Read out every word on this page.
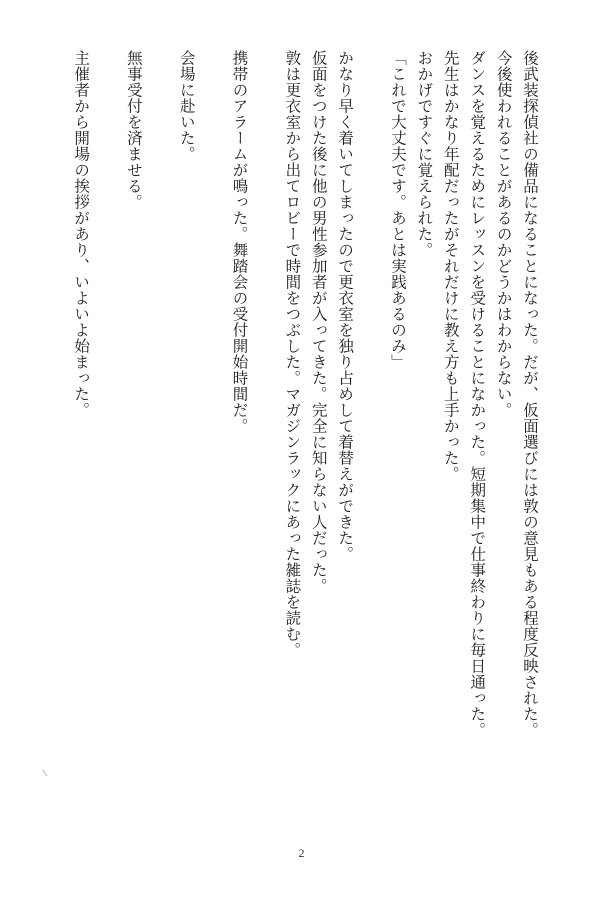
後武装探偵社の備品になることになった。だが、仮面選びには敦の意見もある程度反映された。
今後使われることがあるのかどうかはわからない。
ダンスを覚えるためにレッスンを受けることになかった。短期集中で仕事終わりに毎日通った。
先生はかなり年配だったがそれだけに教え方も上手かった。
おかげですぐに覚えられた。
「これで大丈夫です。あとは実践あるのみ」
かなり早く着いてしまったので更衣室を独り占めして着替えができた。
仮面をつけた後に他の男性参加者が入ってきた。完全に知らない人だった。
敦は更衣室から出てロビーで時間をつぶした。マガジンラックにあった雑誌を読む。
携帯のアラームが鳴った。舞踏会の受付開始時間だ。
会場に赴いた。
無事受付を済ませる。
主催者から開場の挨拶があり、いよいよ始まった。
2
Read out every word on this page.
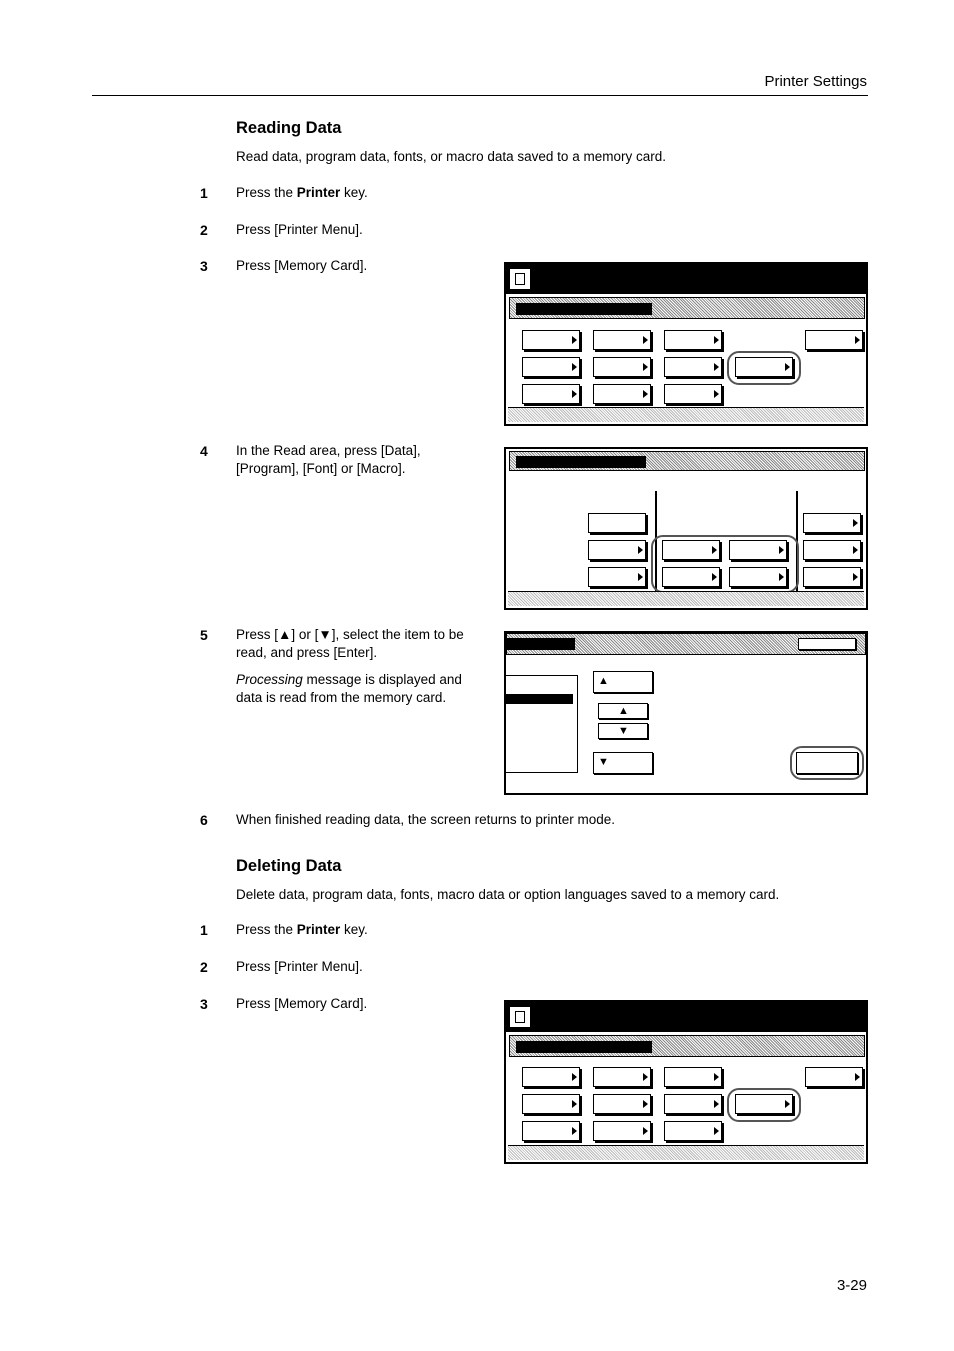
Printer Settings
Reading Data
Read data, program data, fonts, or macro data saved to a memory card.
1 Press the Printer key.
2 Press [Printer Menu].
3 Press [Memory Card].
4 In the Read area, press [Data],
[Program], [Font] or [Macro].
5 Press [▲] or [▼], select the item to be
read, and press [Enter].
Processing message is displayed and
data is read from the memory card.
6 When finished reading data, the screen returns to printer mode.
Deleting Data
Delete data, program data, fonts, macro data or option languages saved to a memory card.
1 Press the Printer key.
2 Press [Printer Menu].
3 Press [Memory Card].
▲
▲
▼
▼
3-29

--------

### Your objective
The entries above should be reproduced exactly, without their pictures.

### Exercise response
Read out every word on this page.
後武装探偵社の備品になることになった。だが、仮面選びには敦の意見もある程度反映された。
今後使われることがあるのかどうかはわからない。
ダンスを覚えるためにレッスンを受けることになかった。短期集中で仕事終わりに毎日通った。
先生はかなり年配だったがそれだけに教え方も上手かった。
おかげですぐに覚えられた。
「これで大丈夫です。あとは実践あるのみ」
かなり早く着いてしまったので更衣室を独り占めして着替えができた。
仮面をつけた後に他の男性参加者が入ってきた。完全に知らない人だった。
敦は更衣室から出てロビーで時間をつぶした。マガジンラックにあった雑誌を読む。
携帯のアラームが鳴った。舞踏会の受付開始時間だ。
会場に赴いた。
無事受付を済ませる。
主催者から開場の挨拶があり、いよいよ始まった。
2
Read out every word on this page.
Printer Settings
Reading Data
Read data, program data, fonts, or macro data saved to a memory card.
1 Press the Printer key.
2 Press [Printer Menu].
3 Press [Memory Card].
4 In the Read area, press [Data],
[Program], [Font] or [Macro].
5 Press [▲] or [▼], select the item to be
read, and press [Enter].
Processing message is displayed and
data is read from the memory card.
6 When finished reading data, the screen returns to printer mode.
Deleting Data
Delete data, program data, fonts, macro data or option languages saved to a memory card.
1 Press the Printer key.
2 Press [Printer Menu].
3 Press [Memory Card].
▲
▲
▼
▼
3-29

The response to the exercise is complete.